[Dataset records]
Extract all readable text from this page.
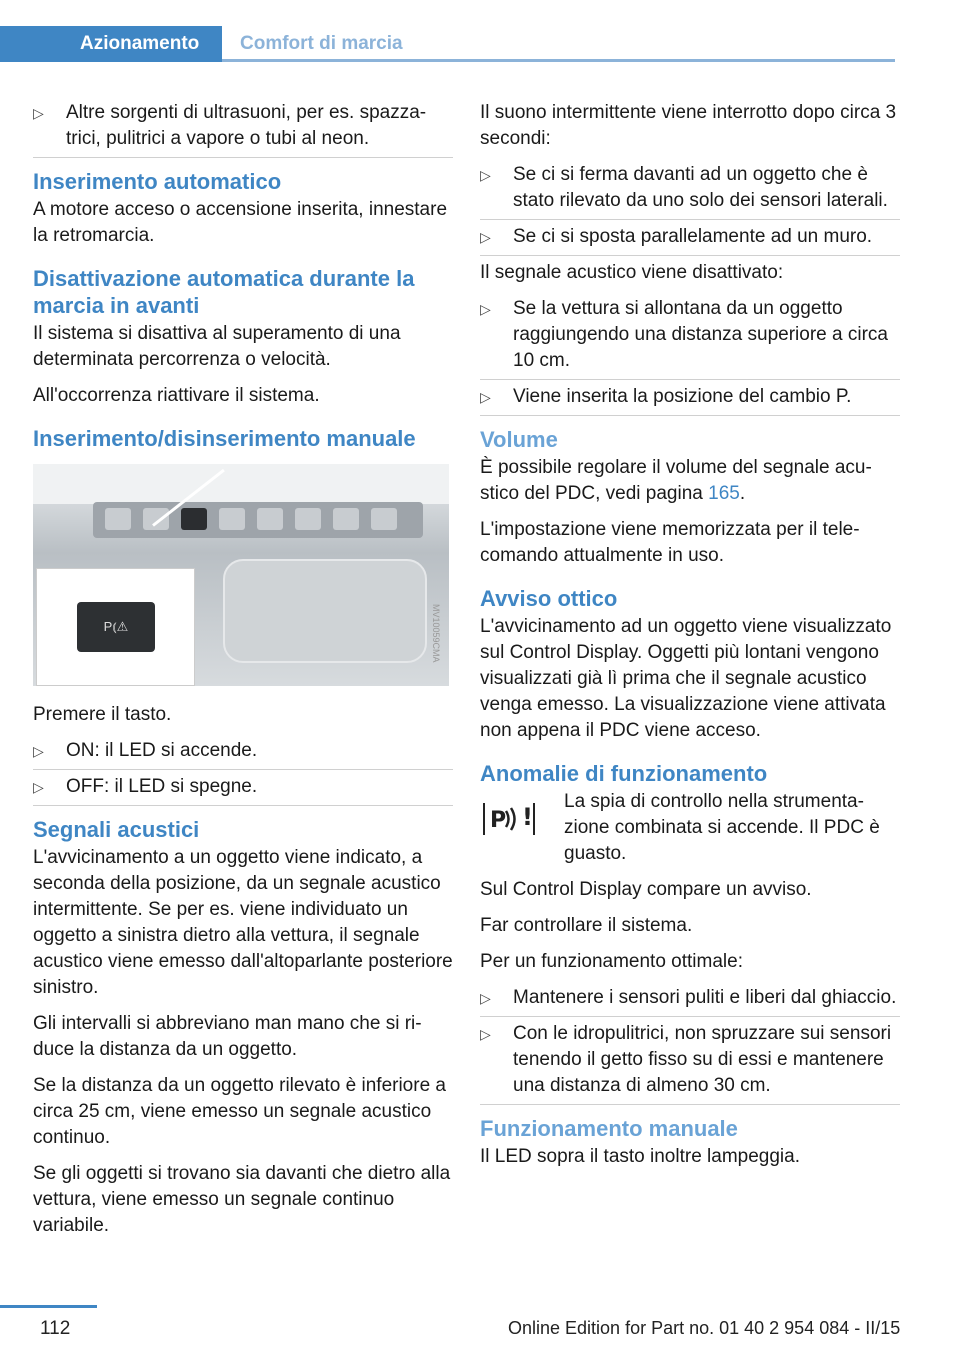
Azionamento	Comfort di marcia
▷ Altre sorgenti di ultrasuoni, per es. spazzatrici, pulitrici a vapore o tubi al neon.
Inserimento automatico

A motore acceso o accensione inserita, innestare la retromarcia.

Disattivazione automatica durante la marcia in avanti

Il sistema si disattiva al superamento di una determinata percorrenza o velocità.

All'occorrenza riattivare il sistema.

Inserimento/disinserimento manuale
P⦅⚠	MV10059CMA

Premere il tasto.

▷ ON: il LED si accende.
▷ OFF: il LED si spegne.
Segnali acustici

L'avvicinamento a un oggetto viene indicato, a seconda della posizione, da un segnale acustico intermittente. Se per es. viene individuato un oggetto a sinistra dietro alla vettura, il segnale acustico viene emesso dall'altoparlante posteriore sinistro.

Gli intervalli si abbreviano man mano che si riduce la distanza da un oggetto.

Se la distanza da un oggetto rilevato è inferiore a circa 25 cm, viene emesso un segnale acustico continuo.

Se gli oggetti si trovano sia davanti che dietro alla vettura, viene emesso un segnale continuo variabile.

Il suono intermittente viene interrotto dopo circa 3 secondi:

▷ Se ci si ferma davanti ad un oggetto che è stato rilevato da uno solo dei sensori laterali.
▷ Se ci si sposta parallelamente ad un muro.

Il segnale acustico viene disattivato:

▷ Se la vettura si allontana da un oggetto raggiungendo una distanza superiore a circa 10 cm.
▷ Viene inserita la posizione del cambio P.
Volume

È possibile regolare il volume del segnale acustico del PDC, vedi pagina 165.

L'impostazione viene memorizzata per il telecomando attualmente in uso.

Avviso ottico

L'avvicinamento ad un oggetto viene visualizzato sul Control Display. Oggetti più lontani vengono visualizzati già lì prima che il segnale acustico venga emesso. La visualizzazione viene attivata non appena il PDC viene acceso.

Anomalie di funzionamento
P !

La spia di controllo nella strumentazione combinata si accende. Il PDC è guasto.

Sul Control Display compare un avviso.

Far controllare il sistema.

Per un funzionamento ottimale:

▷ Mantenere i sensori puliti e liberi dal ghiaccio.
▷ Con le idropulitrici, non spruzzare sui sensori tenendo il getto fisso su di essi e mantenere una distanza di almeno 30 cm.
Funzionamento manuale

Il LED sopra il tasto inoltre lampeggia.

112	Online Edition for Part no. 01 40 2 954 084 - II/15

-- What to work on --
Scan the material for lines with the word "inserita", and copy each line you find.

-- Task solution --
A motore acceso o accensione inserita, innestare la retromarcia.
▷ Viene inserita la posizione del cambio P.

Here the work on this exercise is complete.